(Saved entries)
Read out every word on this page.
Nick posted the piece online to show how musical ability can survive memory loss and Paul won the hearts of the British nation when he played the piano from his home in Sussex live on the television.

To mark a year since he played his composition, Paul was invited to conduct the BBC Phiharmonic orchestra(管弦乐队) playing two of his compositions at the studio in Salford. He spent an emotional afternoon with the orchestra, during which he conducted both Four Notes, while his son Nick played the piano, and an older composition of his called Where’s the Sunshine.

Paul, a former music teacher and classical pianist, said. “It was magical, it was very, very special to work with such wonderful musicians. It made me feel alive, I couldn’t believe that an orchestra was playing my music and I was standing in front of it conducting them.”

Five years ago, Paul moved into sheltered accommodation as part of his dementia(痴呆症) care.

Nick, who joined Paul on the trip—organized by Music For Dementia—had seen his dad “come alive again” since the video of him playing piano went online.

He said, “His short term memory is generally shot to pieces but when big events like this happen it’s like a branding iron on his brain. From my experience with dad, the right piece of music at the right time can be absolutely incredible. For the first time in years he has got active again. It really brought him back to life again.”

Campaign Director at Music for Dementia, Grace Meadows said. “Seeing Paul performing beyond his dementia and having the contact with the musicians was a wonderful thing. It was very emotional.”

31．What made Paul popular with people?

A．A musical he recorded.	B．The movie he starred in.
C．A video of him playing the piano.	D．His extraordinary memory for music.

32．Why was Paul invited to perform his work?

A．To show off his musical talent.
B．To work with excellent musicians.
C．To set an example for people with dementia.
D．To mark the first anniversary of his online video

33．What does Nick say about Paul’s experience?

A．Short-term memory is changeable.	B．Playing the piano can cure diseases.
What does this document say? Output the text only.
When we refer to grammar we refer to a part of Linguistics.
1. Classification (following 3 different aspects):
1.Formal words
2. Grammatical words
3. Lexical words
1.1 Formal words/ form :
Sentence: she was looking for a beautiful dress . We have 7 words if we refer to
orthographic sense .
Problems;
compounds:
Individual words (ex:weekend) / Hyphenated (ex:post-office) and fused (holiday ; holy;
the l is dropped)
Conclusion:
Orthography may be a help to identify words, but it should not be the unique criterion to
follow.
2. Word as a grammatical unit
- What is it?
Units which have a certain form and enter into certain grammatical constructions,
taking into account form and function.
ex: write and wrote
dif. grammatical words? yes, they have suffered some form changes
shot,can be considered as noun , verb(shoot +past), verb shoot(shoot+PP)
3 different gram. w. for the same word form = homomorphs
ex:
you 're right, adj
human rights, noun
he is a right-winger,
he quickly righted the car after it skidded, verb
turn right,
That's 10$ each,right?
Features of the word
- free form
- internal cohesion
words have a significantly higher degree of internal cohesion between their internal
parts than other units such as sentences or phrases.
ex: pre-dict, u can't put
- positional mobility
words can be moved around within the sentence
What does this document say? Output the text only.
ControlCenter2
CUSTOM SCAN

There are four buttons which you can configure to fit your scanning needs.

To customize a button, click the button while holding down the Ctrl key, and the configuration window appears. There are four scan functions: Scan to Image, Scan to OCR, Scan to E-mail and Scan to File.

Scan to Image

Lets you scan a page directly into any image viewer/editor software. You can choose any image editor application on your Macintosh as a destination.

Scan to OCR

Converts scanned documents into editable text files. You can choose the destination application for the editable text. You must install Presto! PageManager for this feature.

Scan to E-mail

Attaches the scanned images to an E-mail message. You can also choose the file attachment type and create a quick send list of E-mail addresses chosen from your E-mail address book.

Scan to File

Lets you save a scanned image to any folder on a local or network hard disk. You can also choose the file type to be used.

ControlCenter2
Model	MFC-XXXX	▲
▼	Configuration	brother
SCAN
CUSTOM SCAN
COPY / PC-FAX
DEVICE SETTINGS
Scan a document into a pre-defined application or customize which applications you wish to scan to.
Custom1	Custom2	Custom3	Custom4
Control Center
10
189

▶ STATED PROBLEM
Write an exact transcription of every entry above.

▶ RIGHT ANSWER
Read out every word on this page.
Nick posted the piece online to show how musical ability can survive memory loss and Paul won the hearts of the British nation when he played the piano from his home in Sussex live on the television.

To mark a year since he played his composition, Paul was invited to conduct the BBC Phiharmonic orchestra(管弦乐队) playing two of his compositions at the studio in Salford. He spent an emotional afternoon with the orchestra, during which he conducted both Four Notes, while his son Nick played the piano, and an older composition of his called Where’s the Sunshine.

Paul, a former music teacher and classical pianist, said. “It was magical, it was very, very special to work with such wonderful musicians. It made me feel alive, I couldn’t believe that an orchestra was playing my music and I was standing in front of it conducting them.”

Five years ago, Paul moved into sheltered accommodation as part of his dementia(痴呆症) care.

Nick, who joined Paul on the trip—organized by Music For Dementia—had seen his dad “come alive again” since the video of him playing piano went online.

He said, “His short term memory is generally shot to pieces but when big events like this happen it’s like a branding iron on his brain. From my experience with dad, the right piece of music at the right time can be absolutely incredible. For the first time in years he has got active again. It really brought him back to life again.”

Campaign Director at Music for Dementia, Grace Meadows said. “Seeing Paul performing beyond his dementia and having the contact with the musicians was a wonderful thing. It was very emotional.”

31．What made Paul popular with people?

A．A musical he recorded.	B．The movie he starred in.
C．A video of him playing the piano.	D．His extraordinary memory for music.

32．Why was Paul invited to perform his work?

A．To show off his musical talent.
B．To work with excellent musicians.
C．To set an example for people with dementia.
D．To mark the first anniversary of his online video

33．What does Nick say about Paul’s experience?

A．Short-term memory is changeable.	B．Playing the piano can cure diseases.
What does this document say? Output the text only.
When we refer to grammar we refer to a part of Linguistics.
1. Classification (following 3 different aspects):
1.Formal words
2. Grammatical words
3. Lexical words
1.1 Formal words/ form :
Sentence: she was looking for a beautiful dress . We have 7 words if we refer to
orthographic sense .
Problems;
compounds:
Individual words (ex:weekend) / Hyphenated (ex:post-office) and fused (holiday ; holy;
the l is dropped)
Conclusion:
Orthography may be a help to identify words, but it should not be the unique criterion to
follow.
2. Word as a grammatical unit
- What is it?
Units which have a certain form and enter into certain grammatical constructions,
taking into account form and function.
ex: write and wrote
dif. grammatical words? yes, they have suffered some form changes
shot,can be considered as noun , verb(shoot +past), verb shoot(shoot+PP)
3 different gram. w. for the same word form = homomorphs
ex:
you 're right, adj
human rights, noun
he is a right-winger,
he quickly righted the car after it skidded, verb
turn right,
That's 10$ each,right?
Features of the word
- free form
- internal cohesion
words have a significantly higher degree of internal cohesion between their internal
parts than other units such as sentences or phrases.
ex: pre-dict, u can't put
- positional mobility
words can be moved around within the sentence
What does this document say? Output the text only.
ControlCenter2
CUSTOM SCAN

There are four buttons which you can configure to fit your scanning needs.

To customize a button, click the button while holding down the Ctrl key, and the configuration window appears. There are four scan functions: Scan to Image, Scan to OCR, Scan to E-mail and Scan to File.

Scan to Image

Lets you scan a page directly into any image viewer/editor software. You can choose any image editor application on your Macintosh as a destination.

Scan to OCR

Converts scanned documents into editable text files. You can choose the destination application for the editable text. You must install Presto! PageManager for this feature.

Scan to E-mail

Attaches the scanned images to an E-mail message. You can also choose the file attachment type and create a quick send list of E-mail addresses chosen from your E-mail address book.

Scan to File

Lets you save a scanned image to any folder on a local or network hard disk. You can also choose the file type to be used.

ControlCenter2
Model	MFC-XXXX	▲
▼	Configuration	brother
SCAN
CUSTOM SCAN
COPY / PC-FAX
DEVICE SETTINGS
Scan a document into a pre-defined application or customize which applications you wish to scan to.
Custom1	Custom2	Custom3	Custom4
Control Center
10
189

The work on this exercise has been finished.